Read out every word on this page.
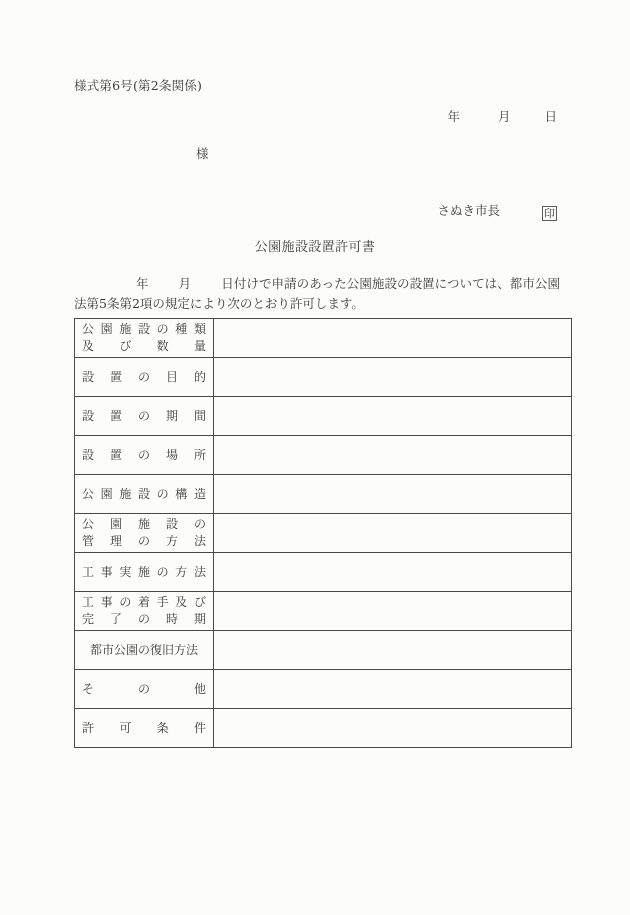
様式第6号(第2条関係)
年	月	日
様
さぬき市長	印
公園施設設置許可書
年 月 日付けで申請のあった公園施設の設置については、都市公園法第5条第2項の規定により次のとおり許可します。
公 園 施 設 の 種 類
及 び 数 量

設 置 の 目 的	

設 置 の 期 間	

設 置 の 場 所	

公 園 施 設 の 構 造

公 園 施 設 の
管 理 の 方 法

工 事 実 施 の 方 法

工 事 の 着 手 及 び
完 了 の 時 期

都市公園の復旧方法	

そ の 他	

許 可 条 件	
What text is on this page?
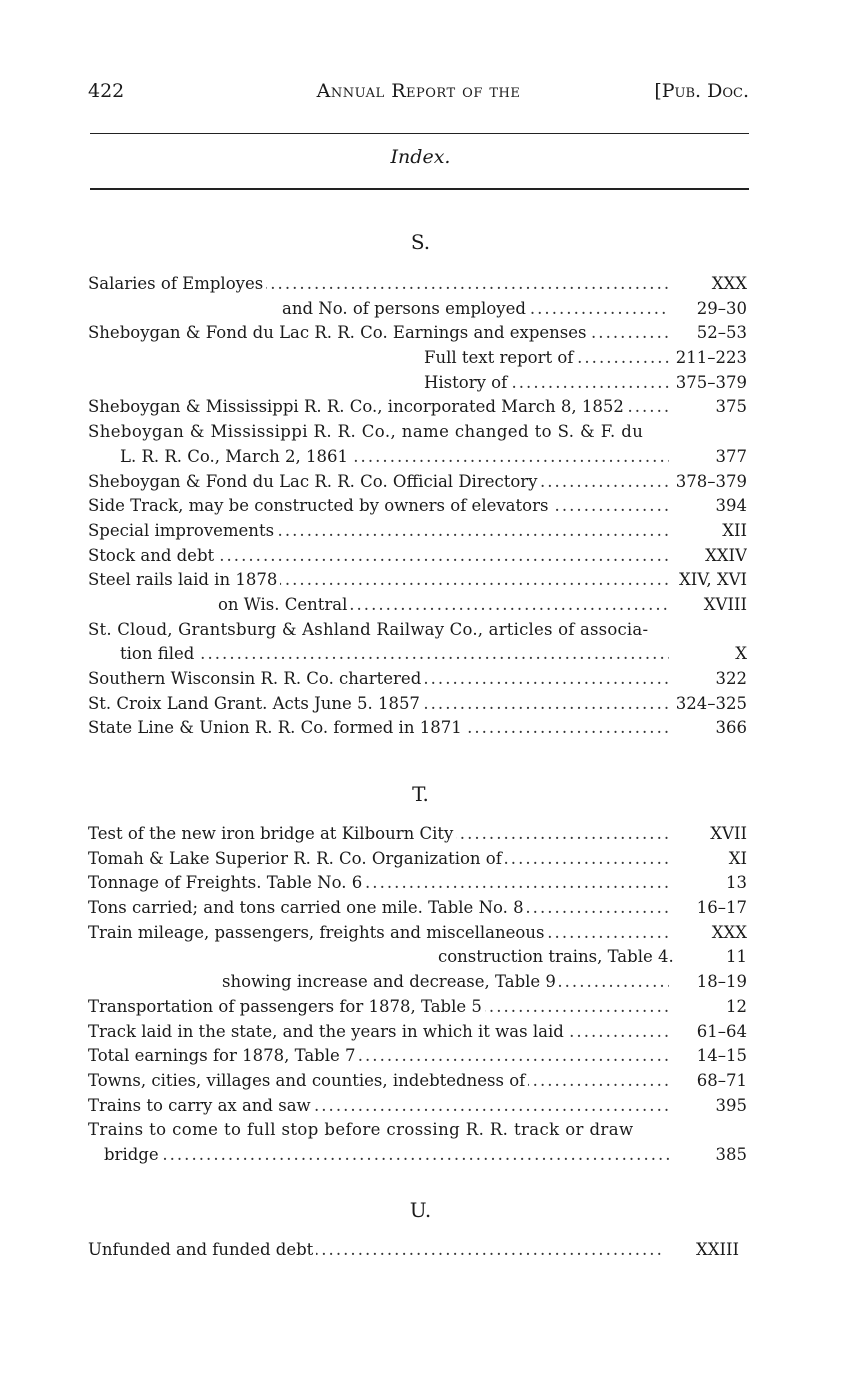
422	Annual Report of the	[Pub. Doc.
Index.
S.
Salaries of Employes . . .	XXX
and No. of persons employed . . .	29–30
Sheboygan & Fond du Lac R. R. Co. Earnings and expenses . . .	52–53
Full text report of . . .	211–223
History of . . .	375–379
Sheboygan & Mississippi R. R. Co., incorporated March 8, 1852 . . .	375
Sheboygan & Mississippi R. R. Co., name changed to S. & F. du
L. R. R. Co., March 2, 1861 . . .	377
Sheboygan & Fond du Lac R. R. Co. Official Directory . . .	378–379
Side Track, may be constructed by owners of elevators . . .	394
Special improvements . . .	XII
Stock and debt . . .	XXIV
Steel rails laid in 1878 . . .	XIV, XVI
on Wis. Central . . .	XVIII
St. Cloud, Grantsburg & Ashland Railway Co., articles of associa-
tion filed . . .	X
Southern Wisconsin R. R. Co. chartered . . .	322
St. Croix Land Grant. Acts June 5. 1857 . . .	324–325
State Line & Union R. R. Co. formed in 1871 . . .	366
T.
Test of the new iron bridge at Kilbourn City . . .	XVII
Tomah & Lake Superior R. R. Co. Organization of . . .	XI
Tonnage of Freights. Table No. 6 . . .	13
Tons carried; and tons carried one mile. Table No. 8 . . .	16–17
Train mileage, passengers, freights and miscellaneous . . .	XXX
construction trains, Table 4.	11
showing increase and decrease, Table 9 . . .	18–19
Transportation of passengers for 1878, Table 5 . . .	12
Track laid in the state, and the years in which it was laid . . .	61–64
Total earnings for 1878, Table 7 . . .	14–15
Towns, cities, villages and counties, indebtedness of . . .	68–71
Trains to carry ax and saw . . .	395
Trains to come to full stop before crossing R. R. track or draw
bridge . . .	385
U.
Unfunded and funded debt . . .	XXIII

________________________________________

DIRECTIVE: Search the material above for "Mississippi". Pull out each line where it shows up.

WRITTEN RESPONSE:
Sheboygan & Mississippi R. R. Co., incorporated March 8, 1852 . . .	375
Sheboygan & Mississippi R. R. Co., name changed to S. & F. du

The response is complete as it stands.